### Textauszug ###

Fintan Farrell, Vorsitzender der EU Civil Society Contact Group, erklärte EurActiv gegenüber, dass NGOs so sicherzustellen versuchten, ihre Argumente in die programmbildenden Debatten vor dem Wahlkampf einzubringen und so Angelegenheiten, die EU-Bürger im alltäglichen Leben berühren, bei den Kandidaten Gehör zu verschaffen.
Er fügte hinzu, dass man auch zu garantieren versuchen werde, dass diese nicht nur in politische Versprechen, sondern auch in konkrete politische Verpflichtungen übersetzt würden.
Bekannte Gesichter und neue Parteien
Personen und Parteien, die die Wahlen des Jahres 2009 dominieren, könnten für einige Überraschungen sorgen. In Frankreich werden zwei Minister für die Wahlen kandidieren (EurActiv vom 27. Januar 2009).

###

Ziel der Übung –
Kopiere aus dem Textauszug zu den Europawahlen 2009 den Wortlaut zwischen „Fintan Farrell, Vorsitzender“ und „Verpflichtungen übersetzt würden.“, beide eingeschlossen, ohne jede Änderung.

### Vorliegende Datensätze ###

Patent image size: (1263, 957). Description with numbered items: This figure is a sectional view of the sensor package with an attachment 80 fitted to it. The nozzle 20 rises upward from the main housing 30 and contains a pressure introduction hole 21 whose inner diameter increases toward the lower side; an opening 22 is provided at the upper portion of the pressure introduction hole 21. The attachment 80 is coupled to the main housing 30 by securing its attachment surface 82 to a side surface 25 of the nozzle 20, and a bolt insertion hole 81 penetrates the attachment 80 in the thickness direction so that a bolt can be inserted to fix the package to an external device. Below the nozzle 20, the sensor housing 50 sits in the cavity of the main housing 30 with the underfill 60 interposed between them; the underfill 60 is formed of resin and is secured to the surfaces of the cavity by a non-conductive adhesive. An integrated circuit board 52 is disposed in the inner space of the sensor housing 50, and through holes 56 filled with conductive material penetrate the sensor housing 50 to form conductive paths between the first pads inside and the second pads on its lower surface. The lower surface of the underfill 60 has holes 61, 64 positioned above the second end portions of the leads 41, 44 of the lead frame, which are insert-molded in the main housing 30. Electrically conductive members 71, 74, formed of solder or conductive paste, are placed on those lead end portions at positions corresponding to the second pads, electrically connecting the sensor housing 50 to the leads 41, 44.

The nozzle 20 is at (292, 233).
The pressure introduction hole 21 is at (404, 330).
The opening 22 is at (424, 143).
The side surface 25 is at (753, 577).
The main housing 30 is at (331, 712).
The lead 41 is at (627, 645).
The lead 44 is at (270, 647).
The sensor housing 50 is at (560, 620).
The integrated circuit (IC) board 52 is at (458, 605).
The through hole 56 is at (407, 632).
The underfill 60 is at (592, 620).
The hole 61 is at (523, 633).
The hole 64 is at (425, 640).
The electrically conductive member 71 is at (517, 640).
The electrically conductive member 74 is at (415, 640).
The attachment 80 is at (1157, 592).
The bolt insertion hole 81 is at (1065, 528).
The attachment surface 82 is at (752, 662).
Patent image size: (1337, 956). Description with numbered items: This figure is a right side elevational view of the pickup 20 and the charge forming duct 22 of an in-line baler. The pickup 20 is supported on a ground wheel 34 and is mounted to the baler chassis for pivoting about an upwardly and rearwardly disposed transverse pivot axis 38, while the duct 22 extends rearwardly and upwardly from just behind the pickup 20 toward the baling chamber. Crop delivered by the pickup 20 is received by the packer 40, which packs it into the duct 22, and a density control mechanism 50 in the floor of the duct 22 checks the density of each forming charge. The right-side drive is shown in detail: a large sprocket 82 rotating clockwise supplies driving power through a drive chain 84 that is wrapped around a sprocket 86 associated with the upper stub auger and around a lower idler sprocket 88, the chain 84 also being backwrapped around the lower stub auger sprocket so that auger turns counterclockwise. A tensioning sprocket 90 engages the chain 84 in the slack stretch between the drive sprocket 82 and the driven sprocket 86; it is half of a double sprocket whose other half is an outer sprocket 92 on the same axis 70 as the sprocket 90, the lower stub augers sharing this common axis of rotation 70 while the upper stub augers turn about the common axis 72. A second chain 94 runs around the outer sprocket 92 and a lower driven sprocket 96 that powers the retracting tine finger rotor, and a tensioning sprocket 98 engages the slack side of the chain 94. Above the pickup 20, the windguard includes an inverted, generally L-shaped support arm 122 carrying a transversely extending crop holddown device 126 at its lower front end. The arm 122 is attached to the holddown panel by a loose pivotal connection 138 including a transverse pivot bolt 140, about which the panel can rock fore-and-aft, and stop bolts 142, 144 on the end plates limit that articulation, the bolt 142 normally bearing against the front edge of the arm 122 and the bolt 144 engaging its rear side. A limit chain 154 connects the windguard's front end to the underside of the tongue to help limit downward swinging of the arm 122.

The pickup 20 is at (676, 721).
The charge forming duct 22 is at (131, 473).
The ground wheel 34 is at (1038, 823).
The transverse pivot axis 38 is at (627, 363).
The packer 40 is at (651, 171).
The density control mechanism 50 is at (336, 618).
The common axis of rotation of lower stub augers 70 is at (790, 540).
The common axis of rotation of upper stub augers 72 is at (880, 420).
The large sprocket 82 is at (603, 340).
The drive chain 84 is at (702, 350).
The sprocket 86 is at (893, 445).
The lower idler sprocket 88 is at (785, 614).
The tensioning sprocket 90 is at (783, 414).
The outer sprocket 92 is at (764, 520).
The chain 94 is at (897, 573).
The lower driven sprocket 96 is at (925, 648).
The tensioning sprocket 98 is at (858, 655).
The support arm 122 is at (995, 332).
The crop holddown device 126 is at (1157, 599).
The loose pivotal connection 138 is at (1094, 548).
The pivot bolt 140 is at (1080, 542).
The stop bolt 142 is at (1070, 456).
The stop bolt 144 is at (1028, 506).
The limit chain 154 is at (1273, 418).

###

Lösung der Aufgabe –
Fintan Farrell, Vorsitzender der EU Civil Society Contact Group, erklärte EurActiv gegenüber, dass NGOs so sicherzustellen versuchten, ihre Argumente in die programmbildenden Debatten vor dem Wahlkampf einzubringen und so Angelegenheiten, die EU-Bürger im alltäglichen Leben berühren, bei den Kandidaten Gehör zu verschaffen.
Er fügte hinzu, dass man auch zu garantieren versuchen werde, dass diese nicht nur in politische Versprechen, sondern auch in konkrete politische Verpflichtungen übersetzt würden.